Copy every entry word for word, but skip the pictures.

SUPPLIED INFORMATION >>
----
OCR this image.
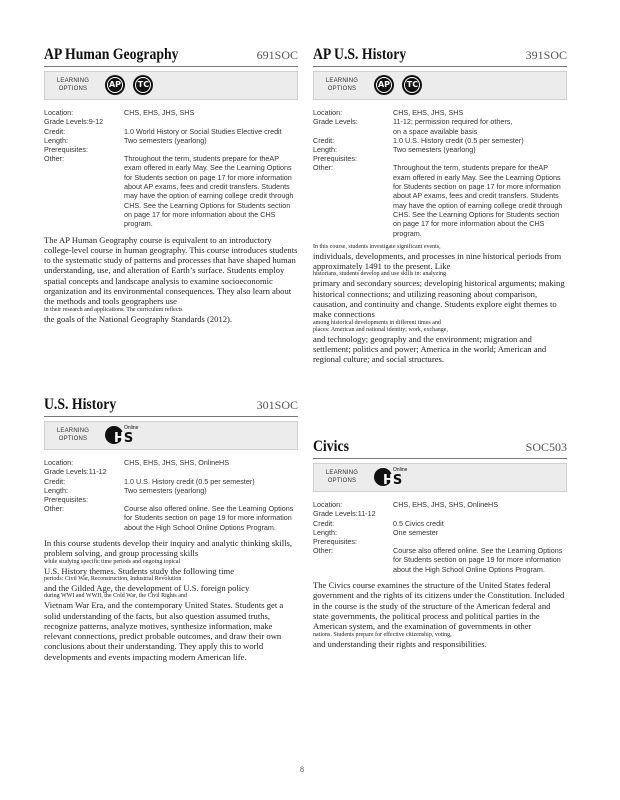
AP Human Geography	691SOC
LEARNING OPTIONS	AP
	TC
Location:	CHS, EHS, JHS, SHS
Grade Levels:9-12
Credit:	1.0 World History or Social Studies Elective credit
Length:	Two semesters (yearlong)
Prerequisites:
Other:	Throughout the term, students prepare for theAP exam offered in early May. See the Learning Options for Students section on page 17 for more information about AP exams, fees and credit transfers. Students may have the option of earning college credit through CHS. See the Learning Options for Students section on page 17 for more information about the CHS program.
The AP Human Geography course is equivalent to an introductory college-level course in human geography. This course introduces students to the systematic study of patterns and processes that have shaped human understanding, use, and alteration of Earth’s surface. Students employ spatial concepts and landscape analysis to examine socioeconomic organization and its environmental consequences. They also learn about the methods and tools geographers use
in their research and applications. The curriculum reflects
the goals of the National Geography Standards (2012).
U.S. History	301SOC
LEARNING OPTIONS
Online
HS
Location:	CHS, EHS, JHS, SHS, OnlineHS
Grade Levels:11-12
Credit:	1.0 U.S. History credit (0.5 per semester)
Length:	Two semesters (yearlong)
Prerequisites:
Other:	Course also offered online. See the Learning Options for Students section on page 19 for more information about the High School Online Options Program.
In this course students develop their inquiry and analytic thinking skills, problem solving, and group processing skills
while studying specific time periods and ongoing topical
U.S. History themes. Students study the following time
periods: Civil War, Reconstruction, Industrial Revolution
and the Gilded Age, the development of U.S. foreign policy
during WWI and WWII, the Cold War, the Civil Rights and
Vietnam War Era, and the contemporary United States. Students get a solid understanding of the facts, but also question assumed truths, recognize patterns, analyze motives, synthesize information, make relevant connections, predict probable outcomes, and draw their own conclusions about their understanding. They apply this to world developments and events impacting modern American life.
AP U.S. History	391SOC
LEARNING OPTIONS	AP
	TC
Location:	CHS, EHS, JHS, SHS
Grade Levels:	11-12; permission required for others,
on a space available basis
Credit:	1.0 U.S. History credit (0.5 per semester)
Length:	Two semesters (yearlong)
Prerequisites:
Other:	Throughout the term, students prepare for theAP exam offered in early May. See the Learning Options for Students section on page 17 for more information about AP exams, fees and credit transfers. Students may have the option of earning college credit through CHS. See the Learning Options for Students section on page 17 for more information about the CHS program.
In this course, students investigate significant events,
individuals, developments, and processes in nine historical periods from approximately 1491 to the present. Like
historians, students develop and use skills in: analyzing
primary and secondary sources; developing historical arguments; making historical connections; and utilizing reasoning about comparison, causation, and continuity and change. Students explore eight themes to make connections
among historical developments in different times and
places: American and national identity; work, exchange,
and technology; geography and the environment; migration and settlement; politics and power; America in the world; American and regional culture; and social structures.
Civics	SOC503
LEARNING OPTIONS
Online
HS
Location:	CHS, EHS, JHS, SHS, OnlineHS
Grade Levels:11-12
Credit:	0.5 Civics credit
Length:	One semester
Prerequisites:
Other:	Course also offered online. See the Learning Options for Students section on page 19 for more information about the High School Online Options Program.
The Civics course examines the structure of the United States federal government and the rights of its citizens under the Constitution. Included in the course is the study of the structure of the American federal and state governments, the political process and political parties in the American system, and the examination of governments in other
nations. Students prepare for effective citizenship, voting,
and understanding their rights and responsibilities.
8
----
FULL ANSWER >>
OCR this image.
AP Human Geography	691SOC
LEARNING OPTIONS	AP
	TC
Location:	CHS, EHS, JHS, SHS
Grade Levels:9-12
Credit:	1.0 World History or Social Studies Elective credit
Length:	Two semesters (yearlong)
Prerequisites:
Other:	Throughout the term, students prepare for theAP exam offered in early May. See the Learning Options for Students section on page 17 for more information about AP exams, fees and credit transfers. Students may have the option of earning college credit through CHS. See the Learning Options for Students section on page 17 for more information about the CHS program.
The AP Human Geography course is equivalent to an introductory college-level course in human geography. This course introduces students to the systematic study of patterns and processes that have shaped human understanding, use, and alteration of Earth’s surface. Students employ spatial concepts and landscape analysis to examine socioeconomic organization and its environmental consequences. They also learn about the methods and tools geographers use
in their research and applications. The curriculum reflects
the goals of the National Geography Standards (2012).
U.S. History	301SOC
LEARNING OPTIONS
Online
HS
Location:	CHS, EHS, JHS, SHS, OnlineHS
Grade Levels:11-12
Credit:	1.0 U.S. History credit (0.5 per semester)
Length:	Two semesters (yearlong)
Prerequisites:
Other:	Course also offered online. See the Learning Options for Students section on page 19 for more information about the High School Online Options Program.
In this course students develop their inquiry and analytic thinking skills, problem solving, and group processing skills
while studying specific time periods and ongoing topical
U.S. History themes. Students study the following time
periods: Civil War, Reconstruction, Industrial Revolution
and the Gilded Age, the development of U.S. foreign policy
during WWI and WWII, the Cold War, the Civil Rights and
Vietnam War Era, and the contemporary United States. Students get a solid understanding of the facts, but also question assumed truths, recognize patterns, analyze motives, synthesize information, make relevant connections, predict probable outcomes, and draw their own conclusions about their understanding. They apply this to world developments and events impacting modern American life.
AP U.S. History	391SOC
LEARNING OPTIONS	AP
	TC
Location:	CHS, EHS, JHS, SHS
Grade Levels:	11-12; permission required for others,
on a space available basis
Credit:	1.0 U.S. History credit (0.5 per semester)
Length:	Two semesters (yearlong)
Prerequisites:
Other:	Throughout the term, students prepare for theAP exam offered in early May. See the Learning Options for Students section on page 17 for more information about AP exams, fees and credit transfers. Students may have the option of earning college credit through CHS. See the Learning Options for Students section on page 17 for more information about the CHS program.
In this course, students investigate significant events,
individuals, developments, and processes in nine historical periods from approximately 1491 to the present. Like
historians, students develop and use skills in: analyzing
primary and secondary sources; developing historical arguments; making historical connections; and utilizing reasoning about comparison, causation, and continuity and change. Students explore eight themes to make connections
among historical developments in different times and
places: American and national identity; work, exchange,
and technology; geography and the environment; migration and settlement; politics and power; America in the world; American and regional culture; and social structures.
Civics	SOC503
LEARNING OPTIONS
Online
HS
Location:	CHS, EHS, JHS, SHS, OnlineHS
Grade Levels:11-12
Credit:	0.5 Civics credit
Length:	One semester
Prerequisites:
Other:	Course also offered online. See the Learning Options for Students section on page 19 for more information about the High School Online Options Program.
The Civics course examines the structure of the United States federal government and the rights of its citizens under the Constitution. Included in the course is the study of the structure of the American federal and state governments, the political process and political parties in the American system, and the examination of governments in other
nations. Students prepare for effective citizenship, voting,
and understanding their rights and responsibilities.
8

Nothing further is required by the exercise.